DATA RECORDS:
■ ■ ■ ■
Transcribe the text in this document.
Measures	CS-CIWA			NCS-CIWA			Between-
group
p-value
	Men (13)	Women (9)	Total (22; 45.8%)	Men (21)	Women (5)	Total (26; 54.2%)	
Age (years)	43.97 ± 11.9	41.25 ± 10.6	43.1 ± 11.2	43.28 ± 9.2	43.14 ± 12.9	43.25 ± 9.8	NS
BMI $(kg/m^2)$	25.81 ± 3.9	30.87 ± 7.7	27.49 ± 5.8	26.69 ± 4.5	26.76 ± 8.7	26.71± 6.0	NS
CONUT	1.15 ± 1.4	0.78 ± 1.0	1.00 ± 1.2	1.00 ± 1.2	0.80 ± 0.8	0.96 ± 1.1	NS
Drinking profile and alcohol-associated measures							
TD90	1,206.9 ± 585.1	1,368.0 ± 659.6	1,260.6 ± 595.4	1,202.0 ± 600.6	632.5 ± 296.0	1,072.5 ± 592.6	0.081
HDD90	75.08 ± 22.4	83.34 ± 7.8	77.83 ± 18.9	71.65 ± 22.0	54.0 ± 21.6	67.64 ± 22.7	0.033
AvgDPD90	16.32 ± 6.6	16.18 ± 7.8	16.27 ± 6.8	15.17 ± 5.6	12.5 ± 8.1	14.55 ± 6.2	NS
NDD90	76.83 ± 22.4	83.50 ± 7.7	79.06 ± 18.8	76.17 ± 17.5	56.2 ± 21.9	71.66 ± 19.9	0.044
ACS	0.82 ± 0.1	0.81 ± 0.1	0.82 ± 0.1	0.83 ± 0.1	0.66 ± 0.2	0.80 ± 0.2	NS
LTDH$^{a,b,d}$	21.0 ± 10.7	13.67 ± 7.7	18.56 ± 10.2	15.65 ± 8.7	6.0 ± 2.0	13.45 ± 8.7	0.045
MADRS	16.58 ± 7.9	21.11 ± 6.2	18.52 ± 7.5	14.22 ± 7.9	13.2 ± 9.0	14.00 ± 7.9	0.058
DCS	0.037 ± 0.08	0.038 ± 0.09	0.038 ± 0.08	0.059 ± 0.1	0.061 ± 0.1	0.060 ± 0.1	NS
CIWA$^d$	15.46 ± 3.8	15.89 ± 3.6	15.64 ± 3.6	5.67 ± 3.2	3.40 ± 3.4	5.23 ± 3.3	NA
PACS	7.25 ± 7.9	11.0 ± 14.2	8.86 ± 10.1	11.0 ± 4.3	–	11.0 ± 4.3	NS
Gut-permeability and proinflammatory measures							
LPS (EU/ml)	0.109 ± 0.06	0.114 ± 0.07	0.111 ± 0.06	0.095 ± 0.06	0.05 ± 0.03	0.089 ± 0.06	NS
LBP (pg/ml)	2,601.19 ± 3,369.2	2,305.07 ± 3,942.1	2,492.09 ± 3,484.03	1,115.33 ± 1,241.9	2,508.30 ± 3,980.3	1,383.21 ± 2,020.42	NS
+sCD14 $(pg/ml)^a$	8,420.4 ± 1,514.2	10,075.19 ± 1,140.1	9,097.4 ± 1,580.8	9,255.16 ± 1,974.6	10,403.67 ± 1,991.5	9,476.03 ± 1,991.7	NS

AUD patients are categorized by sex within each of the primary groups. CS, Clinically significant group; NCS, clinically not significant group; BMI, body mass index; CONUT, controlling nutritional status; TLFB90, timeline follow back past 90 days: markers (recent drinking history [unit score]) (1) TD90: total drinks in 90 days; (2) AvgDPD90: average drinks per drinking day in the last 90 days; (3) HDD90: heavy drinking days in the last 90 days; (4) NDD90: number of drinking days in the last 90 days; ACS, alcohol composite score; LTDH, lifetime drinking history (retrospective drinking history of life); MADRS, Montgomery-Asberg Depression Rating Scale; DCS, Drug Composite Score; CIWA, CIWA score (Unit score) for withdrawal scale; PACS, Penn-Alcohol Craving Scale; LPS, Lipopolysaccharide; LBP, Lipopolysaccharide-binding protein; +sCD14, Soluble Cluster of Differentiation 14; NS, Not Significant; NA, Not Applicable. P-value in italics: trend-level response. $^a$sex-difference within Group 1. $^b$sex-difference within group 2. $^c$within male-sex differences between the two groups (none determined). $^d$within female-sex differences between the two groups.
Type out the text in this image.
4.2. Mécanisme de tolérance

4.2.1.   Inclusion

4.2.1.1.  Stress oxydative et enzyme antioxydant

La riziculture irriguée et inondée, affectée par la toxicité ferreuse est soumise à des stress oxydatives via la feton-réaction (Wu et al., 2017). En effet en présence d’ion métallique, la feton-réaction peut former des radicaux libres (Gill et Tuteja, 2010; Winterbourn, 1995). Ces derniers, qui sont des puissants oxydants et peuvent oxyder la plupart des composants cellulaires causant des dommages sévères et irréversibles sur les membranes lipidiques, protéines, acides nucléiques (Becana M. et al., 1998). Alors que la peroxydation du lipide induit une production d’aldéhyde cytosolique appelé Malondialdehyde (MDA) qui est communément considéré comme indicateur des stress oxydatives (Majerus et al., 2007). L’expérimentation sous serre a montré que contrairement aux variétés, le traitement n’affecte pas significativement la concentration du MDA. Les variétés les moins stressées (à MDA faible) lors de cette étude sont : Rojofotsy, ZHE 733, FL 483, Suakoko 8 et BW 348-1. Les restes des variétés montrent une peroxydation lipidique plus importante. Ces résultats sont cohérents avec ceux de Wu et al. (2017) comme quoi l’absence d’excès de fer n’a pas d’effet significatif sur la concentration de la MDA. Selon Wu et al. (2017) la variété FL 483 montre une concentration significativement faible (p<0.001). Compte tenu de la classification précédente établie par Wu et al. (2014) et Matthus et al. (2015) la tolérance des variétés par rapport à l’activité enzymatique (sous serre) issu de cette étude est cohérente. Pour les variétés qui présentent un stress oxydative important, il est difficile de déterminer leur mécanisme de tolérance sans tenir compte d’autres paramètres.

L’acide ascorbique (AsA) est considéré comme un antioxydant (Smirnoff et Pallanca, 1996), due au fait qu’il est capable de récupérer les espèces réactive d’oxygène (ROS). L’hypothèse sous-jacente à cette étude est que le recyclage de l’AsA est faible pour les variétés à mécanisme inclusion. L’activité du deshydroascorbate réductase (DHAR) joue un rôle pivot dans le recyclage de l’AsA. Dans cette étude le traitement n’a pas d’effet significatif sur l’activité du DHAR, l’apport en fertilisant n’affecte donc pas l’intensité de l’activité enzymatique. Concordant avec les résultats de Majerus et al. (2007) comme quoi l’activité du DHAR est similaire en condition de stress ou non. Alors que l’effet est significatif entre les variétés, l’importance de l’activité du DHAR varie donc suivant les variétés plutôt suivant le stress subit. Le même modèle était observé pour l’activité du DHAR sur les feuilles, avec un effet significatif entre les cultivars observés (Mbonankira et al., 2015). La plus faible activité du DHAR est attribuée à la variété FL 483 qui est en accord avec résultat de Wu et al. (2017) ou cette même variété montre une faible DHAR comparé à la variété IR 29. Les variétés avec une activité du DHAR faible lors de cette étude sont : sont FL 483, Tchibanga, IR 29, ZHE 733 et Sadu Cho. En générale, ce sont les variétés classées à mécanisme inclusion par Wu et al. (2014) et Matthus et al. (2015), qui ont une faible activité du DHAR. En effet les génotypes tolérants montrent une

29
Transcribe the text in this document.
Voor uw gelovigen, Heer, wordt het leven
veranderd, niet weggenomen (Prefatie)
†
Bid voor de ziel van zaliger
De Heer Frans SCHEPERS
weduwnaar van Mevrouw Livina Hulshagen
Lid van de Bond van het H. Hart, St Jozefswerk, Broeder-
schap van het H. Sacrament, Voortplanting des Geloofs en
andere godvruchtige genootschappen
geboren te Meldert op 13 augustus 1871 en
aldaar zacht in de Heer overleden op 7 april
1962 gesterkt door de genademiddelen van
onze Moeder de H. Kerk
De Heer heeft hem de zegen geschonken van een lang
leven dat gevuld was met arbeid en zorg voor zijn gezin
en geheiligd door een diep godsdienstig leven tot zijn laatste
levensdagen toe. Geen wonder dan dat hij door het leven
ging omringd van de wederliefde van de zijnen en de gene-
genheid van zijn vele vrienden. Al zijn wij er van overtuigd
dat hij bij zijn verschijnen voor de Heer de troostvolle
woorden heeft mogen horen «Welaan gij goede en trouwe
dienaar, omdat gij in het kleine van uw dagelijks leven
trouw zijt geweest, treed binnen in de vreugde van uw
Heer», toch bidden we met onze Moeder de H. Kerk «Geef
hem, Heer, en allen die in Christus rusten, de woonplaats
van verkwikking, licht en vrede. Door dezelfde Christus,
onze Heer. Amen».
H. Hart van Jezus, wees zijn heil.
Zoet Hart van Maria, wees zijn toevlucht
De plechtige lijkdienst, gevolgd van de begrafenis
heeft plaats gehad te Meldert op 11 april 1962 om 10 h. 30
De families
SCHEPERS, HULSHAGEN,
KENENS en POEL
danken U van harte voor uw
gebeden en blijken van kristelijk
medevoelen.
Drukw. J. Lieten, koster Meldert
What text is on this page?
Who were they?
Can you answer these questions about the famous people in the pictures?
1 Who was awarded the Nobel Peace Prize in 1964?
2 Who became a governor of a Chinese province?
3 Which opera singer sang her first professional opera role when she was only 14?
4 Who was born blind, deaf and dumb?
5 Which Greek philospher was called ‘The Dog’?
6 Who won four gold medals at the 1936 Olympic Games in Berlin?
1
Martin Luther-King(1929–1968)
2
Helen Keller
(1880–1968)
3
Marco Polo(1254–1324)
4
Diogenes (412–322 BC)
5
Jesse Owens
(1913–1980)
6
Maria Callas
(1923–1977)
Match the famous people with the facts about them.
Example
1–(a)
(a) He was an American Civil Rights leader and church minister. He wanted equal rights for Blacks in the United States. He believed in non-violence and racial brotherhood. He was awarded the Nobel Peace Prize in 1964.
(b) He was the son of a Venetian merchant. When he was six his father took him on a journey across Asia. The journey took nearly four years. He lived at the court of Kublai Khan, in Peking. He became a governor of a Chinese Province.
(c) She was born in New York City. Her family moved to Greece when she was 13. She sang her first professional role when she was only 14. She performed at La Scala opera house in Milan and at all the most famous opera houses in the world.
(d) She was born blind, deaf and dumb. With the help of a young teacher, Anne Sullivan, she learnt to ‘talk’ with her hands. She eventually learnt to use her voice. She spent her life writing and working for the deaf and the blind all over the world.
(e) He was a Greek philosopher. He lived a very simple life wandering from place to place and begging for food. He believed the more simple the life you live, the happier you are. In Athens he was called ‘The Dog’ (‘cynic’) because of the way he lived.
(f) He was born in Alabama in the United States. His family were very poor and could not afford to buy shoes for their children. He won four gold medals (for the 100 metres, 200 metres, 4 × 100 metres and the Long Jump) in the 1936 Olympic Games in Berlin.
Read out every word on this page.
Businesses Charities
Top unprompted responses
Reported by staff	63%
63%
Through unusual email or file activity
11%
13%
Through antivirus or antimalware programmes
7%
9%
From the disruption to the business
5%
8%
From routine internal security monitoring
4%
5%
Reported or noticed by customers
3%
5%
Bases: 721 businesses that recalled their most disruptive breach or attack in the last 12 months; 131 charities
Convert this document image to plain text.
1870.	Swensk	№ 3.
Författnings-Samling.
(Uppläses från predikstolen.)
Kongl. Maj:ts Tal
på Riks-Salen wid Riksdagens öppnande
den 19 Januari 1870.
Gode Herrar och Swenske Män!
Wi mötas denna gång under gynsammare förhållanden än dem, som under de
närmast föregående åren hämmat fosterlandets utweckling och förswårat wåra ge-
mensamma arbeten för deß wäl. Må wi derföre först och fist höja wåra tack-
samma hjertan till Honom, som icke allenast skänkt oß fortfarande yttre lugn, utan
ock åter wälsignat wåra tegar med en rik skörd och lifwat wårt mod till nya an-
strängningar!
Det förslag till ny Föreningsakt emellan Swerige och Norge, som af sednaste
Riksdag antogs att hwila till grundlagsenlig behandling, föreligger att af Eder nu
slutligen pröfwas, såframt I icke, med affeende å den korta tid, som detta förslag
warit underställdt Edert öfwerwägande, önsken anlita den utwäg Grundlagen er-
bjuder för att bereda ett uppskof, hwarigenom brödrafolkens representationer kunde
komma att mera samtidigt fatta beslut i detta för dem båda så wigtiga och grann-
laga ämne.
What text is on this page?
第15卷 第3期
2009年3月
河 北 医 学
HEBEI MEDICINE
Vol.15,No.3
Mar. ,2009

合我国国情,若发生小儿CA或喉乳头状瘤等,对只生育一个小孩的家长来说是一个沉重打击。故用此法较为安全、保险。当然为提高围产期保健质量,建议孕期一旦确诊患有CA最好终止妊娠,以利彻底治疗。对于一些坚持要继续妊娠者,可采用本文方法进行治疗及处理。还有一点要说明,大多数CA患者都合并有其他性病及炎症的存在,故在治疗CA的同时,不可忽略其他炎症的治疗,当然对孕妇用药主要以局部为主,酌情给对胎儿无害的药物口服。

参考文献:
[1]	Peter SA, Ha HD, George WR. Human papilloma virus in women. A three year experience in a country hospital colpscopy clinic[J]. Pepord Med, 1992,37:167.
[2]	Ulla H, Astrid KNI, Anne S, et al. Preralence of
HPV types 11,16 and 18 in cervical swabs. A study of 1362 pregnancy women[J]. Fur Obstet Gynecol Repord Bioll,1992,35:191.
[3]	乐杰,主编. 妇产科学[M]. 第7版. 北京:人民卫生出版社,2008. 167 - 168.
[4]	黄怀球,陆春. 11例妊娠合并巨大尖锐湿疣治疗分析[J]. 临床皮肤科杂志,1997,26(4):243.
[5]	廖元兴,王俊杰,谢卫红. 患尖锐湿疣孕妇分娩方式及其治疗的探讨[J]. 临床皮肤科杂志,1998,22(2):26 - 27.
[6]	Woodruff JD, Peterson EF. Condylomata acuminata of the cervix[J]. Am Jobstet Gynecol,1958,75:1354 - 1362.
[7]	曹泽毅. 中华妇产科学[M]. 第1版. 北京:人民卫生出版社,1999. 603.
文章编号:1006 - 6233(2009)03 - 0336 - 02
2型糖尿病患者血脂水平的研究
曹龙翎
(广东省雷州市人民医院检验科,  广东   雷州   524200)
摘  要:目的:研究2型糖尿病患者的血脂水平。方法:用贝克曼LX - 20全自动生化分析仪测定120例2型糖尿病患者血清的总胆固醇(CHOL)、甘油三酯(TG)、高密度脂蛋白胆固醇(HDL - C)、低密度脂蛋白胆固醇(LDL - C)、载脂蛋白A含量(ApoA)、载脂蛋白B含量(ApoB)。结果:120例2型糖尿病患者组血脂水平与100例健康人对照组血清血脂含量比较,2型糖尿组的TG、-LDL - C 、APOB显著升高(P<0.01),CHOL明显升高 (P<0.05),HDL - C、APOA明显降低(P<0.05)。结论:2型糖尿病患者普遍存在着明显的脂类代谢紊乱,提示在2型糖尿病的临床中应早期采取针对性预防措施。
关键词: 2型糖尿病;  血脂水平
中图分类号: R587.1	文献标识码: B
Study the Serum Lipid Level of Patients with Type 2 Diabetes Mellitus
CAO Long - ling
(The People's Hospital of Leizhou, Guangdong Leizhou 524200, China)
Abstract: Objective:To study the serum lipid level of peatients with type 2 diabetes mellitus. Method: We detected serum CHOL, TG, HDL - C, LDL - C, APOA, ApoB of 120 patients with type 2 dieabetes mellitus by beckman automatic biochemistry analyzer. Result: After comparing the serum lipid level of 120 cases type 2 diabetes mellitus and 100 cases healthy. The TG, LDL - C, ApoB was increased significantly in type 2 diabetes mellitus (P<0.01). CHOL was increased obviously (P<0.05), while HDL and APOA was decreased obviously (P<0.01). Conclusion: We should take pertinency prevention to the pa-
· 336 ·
■ ■ ■ ■
EXERCISE BRIEF:
The answer must consist of each line from the entries that contains the string "only".

YOUR SOLUTION:
3 Which opera singer sang her first professional opera role when she was only 14?
(c) She was born in New York City. Her family moved to Greece when she was 13. She sang her first professional role when she was only 14. She performed at La Scala opera house in Milan and at all the most famous opera houses in the world.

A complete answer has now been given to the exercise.